### Exercise requirements
Rewrite the records below, swapping every "interactable" for "clickable" and leaving everything else as it is.

### Stored records
++++++++++++++++++++

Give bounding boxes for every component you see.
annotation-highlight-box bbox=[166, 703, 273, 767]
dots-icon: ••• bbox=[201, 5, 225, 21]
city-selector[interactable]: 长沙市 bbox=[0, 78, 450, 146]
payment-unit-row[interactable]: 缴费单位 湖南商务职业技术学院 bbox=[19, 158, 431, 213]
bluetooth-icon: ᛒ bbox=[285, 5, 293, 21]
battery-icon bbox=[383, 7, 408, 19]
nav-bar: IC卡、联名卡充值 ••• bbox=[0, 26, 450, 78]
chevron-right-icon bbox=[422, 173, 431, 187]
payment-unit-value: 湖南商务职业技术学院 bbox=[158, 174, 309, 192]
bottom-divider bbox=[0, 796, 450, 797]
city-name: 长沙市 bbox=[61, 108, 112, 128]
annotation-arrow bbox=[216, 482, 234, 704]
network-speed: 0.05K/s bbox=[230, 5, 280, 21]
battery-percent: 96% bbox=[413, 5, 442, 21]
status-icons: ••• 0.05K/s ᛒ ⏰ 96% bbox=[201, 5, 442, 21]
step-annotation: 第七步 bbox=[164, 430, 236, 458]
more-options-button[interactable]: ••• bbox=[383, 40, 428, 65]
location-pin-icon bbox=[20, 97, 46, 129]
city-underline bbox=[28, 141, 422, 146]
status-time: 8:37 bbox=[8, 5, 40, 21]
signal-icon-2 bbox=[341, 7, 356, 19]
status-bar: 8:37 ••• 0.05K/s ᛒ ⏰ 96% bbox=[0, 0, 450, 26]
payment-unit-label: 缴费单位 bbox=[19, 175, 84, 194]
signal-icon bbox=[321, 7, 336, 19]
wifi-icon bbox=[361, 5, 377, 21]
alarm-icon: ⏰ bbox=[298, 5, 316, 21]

++++++++++++++++++++

### Task result
Give bounding boxes for every component you see.
annotation-highlight-box bbox=[166, 703, 273, 767]
dots-icon: ••• bbox=[201, 5, 225, 21]
city-selector[clickable]: 长沙市 bbox=[0, 78, 450, 146]
payment-unit-row[clickable]: 缴费单位 湖南商务职业技术学院 bbox=[19, 158, 431, 213]
bluetooth-icon: ᛒ bbox=[285, 5, 293, 21]
battery-icon bbox=[383, 7, 408, 19]
nav-bar: IC卡、联名卡充值 ••• bbox=[0, 26, 450, 78]
chevron-right-icon bbox=[422, 173, 431, 187]
payment-unit-value: 湖南商务职业技术学院 bbox=[158, 174, 309, 192]
bottom-divider bbox=[0, 796, 450, 797]
city-name: 长沙市 bbox=[61, 108, 112, 128]
annotation-arrow bbox=[216, 482, 234, 704]
network-speed: 0.05K/s bbox=[230, 5, 280, 21]
battery-percent: 96% bbox=[413, 5, 442, 21]
status-icons: ••• 0.05K/s ᛒ ⏰ 96% bbox=[201, 5, 442, 21]
step-annotation: 第七步 bbox=[164, 430, 236, 458]
more-options-button[clickable]: ••• bbox=[383, 40, 428, 65]
location-pin-icon bbox=[20, 97, 46, 129]
city-underline bbox=[28, 141, 422, 146]
status-time: 8:37 bbox=[8, 5, 40, 21]
signal-icon-2 bbox=[341, 7, 356, 19]
status-bar: 8:37 ••• 0.05K/s ᛒ ⏰ 96% bbox=[0, 0, 450, 26]
payment-unit-label: 缴费单位 bbox=[19, 175, 84, 194]
signal-icon bbox=[321, 7, 336, 19]
wifi-icon bbox=[361, 5, 377, 21]
alarm-icon: ⏰ bbox=[298, 5, 316, 21]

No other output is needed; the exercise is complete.